Dataset excerpts:

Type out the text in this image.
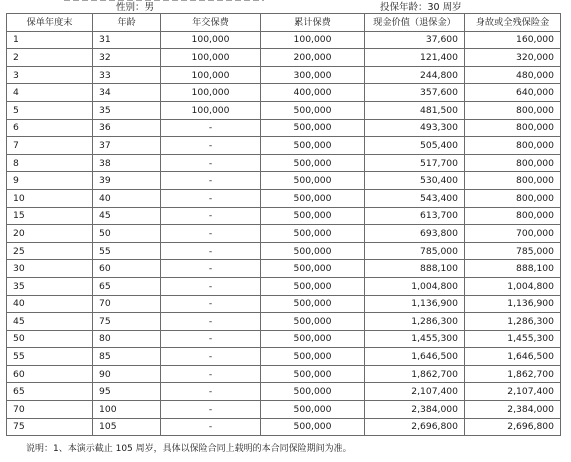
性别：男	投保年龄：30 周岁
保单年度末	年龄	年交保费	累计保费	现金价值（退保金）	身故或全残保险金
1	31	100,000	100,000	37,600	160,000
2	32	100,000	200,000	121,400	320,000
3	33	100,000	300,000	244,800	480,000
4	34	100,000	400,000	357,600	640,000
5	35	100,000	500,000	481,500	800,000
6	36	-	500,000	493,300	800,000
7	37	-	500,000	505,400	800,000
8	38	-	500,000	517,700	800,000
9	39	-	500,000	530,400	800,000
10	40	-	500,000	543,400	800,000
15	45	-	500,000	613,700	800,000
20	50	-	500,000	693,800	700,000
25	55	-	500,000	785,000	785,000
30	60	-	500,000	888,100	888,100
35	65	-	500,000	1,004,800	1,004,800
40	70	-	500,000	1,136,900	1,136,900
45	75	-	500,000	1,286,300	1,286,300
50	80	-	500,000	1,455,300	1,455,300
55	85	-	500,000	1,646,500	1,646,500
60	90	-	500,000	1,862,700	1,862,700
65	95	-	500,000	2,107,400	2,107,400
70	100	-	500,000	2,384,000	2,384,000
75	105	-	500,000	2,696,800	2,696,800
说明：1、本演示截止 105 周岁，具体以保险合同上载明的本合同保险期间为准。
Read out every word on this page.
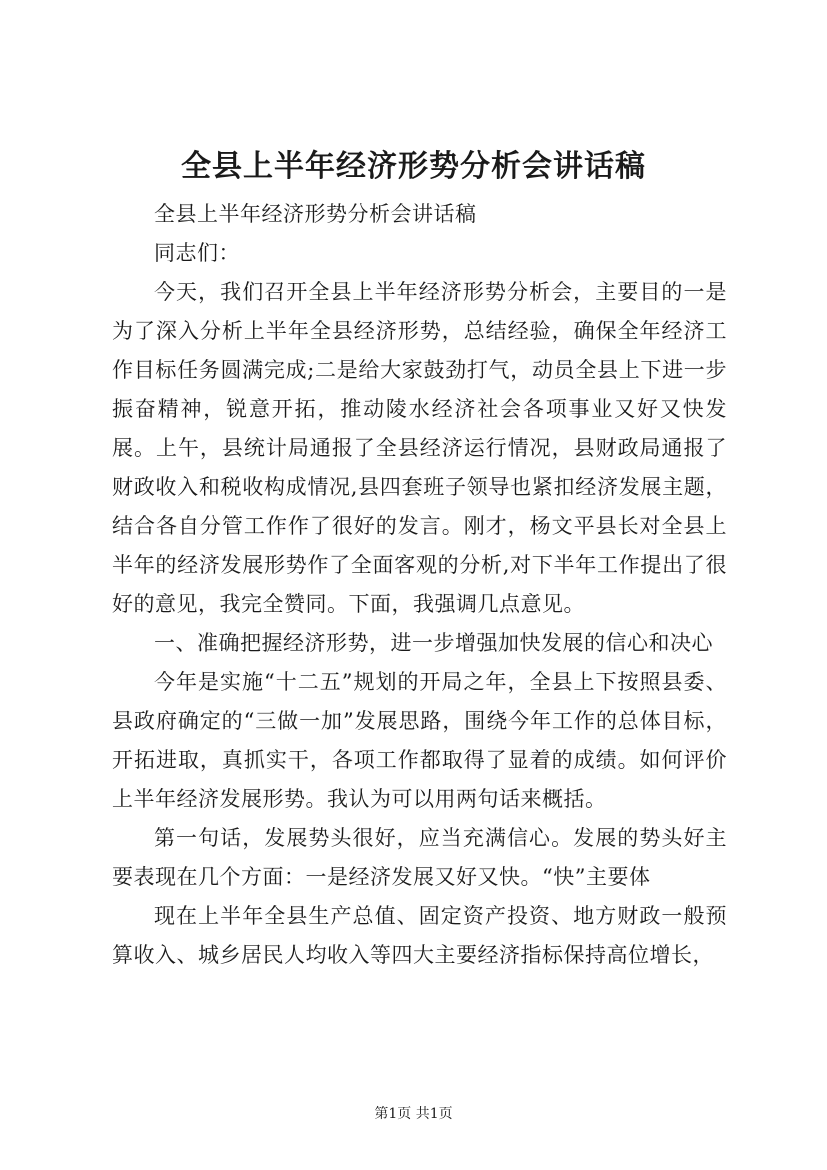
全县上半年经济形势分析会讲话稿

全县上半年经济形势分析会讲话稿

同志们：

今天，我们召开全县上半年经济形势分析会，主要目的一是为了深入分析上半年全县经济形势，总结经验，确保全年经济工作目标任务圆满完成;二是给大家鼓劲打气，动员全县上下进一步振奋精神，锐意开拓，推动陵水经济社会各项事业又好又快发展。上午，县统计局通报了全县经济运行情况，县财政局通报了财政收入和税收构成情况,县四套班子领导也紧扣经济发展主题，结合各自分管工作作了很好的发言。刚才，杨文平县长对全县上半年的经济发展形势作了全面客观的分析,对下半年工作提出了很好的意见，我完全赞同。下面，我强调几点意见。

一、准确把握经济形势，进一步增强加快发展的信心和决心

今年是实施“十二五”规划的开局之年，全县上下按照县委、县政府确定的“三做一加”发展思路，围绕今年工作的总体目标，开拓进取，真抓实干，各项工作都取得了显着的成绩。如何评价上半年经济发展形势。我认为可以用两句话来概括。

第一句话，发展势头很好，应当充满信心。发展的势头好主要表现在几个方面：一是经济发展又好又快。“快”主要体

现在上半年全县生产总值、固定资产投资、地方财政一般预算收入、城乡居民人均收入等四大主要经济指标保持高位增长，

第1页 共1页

Exercise goal: Drop the images and repeat the data exactly.

Task answer:
Type out the text in this image.
性别：男	投保年龄：30 周岁
保单年度末	年龄	年交保费	累计保费	现金价值（退保金）	身故或全残保险金
1	31	100,000	100,000	37,600	160,000
2	32	100,000	200,000	121,400	320,000
3	33	100,000	300,000	244,800	480,000
4	34	100,000	400,000	357,600	640,000
5	35	100,000	500,000	481,500	800,000
6	36	-	500,000	493,300	800,000
7	37	-	500,000	505,400	800,000
8	38	-	500,000	517,700	800,000
9	39	-	500,000	530,400	800,000
10	40	-	500,000	543,400	800,000
15	45	-	500,000	613,700	800,000
20	50	-	500,000	693,800	700,000
25	55	-	500,000	785,000	785,000
30	60	-	500,000	888,100	888,100
35	65	-	500,000	1,004,800	1,004,800
40	70	-	500,000	1,136,900	1,136,900
45	75	-	500,000	1,286,300	1,286,300
50	80	-	500,000	1,455,300	1,455,300
55	85	-	500,000	1,646,500	1,646,500
60	90	-	500,000	1,862,700	1,862,700
65	95	-	500,000	2,107,400	2,107,400
70	100	-	500,000	2,384,000	2,384,000
75	105	-	500,000	2,696,800	2,696,800
说明：1、本演示截止 105 周岁，具体以保险合同上载明的本合同保险期间为准。
Read out every word on this page.
全县上半年经济形势分析会讲话稿

全县上半年经济形势分析会讲话稿

同志们：

今天，我们召开全县上半年经济形势分析会，主要目的一是为了深入分析上半年全县经济形势，总结经验，确保全年经济工作目标任务圆满完成;二是给大家鼓劲打气，动员全县上下进一步振奋精神，锐意开拓，推动陵水经济社会各项事业又好又快发展。上午，县统计局通报了全县经济运行情况，县财政局通报了财政收入和税收构成情况,县四套班子领导也紧扣经济发展主题，结合各自分管工作作了很好的发言。刚才，杨文平县长对全县上半年的经济发展形势作了全面客观的分析,对下半年工作提出了很好的意见，我完全赞同。下面，我强调几点意见。

一、准确把握经济形势，进一步增强加快发展的信心和决心

今年是实施“十二五”规划的开局之年，全县上下按照县委、县政府确定的“三做一加”发展思路，围绕今年工作的总体目标，开拓进取，真抓实干，各项工作都取得了显着的成绩。如何评价上半年经济发展形势。我认为可以用两句话来概括。

第一句话，发展势头很好，应当充满信心。发展的势头好主要表现在几个方面：一是经济发展又好又快。“快”主要体

现在上半年全县生产总值、固定资产投资、地方财政一般预算收入、城乡居民人均收入等四大主要经济指标保持高位增长，

第1页 共1页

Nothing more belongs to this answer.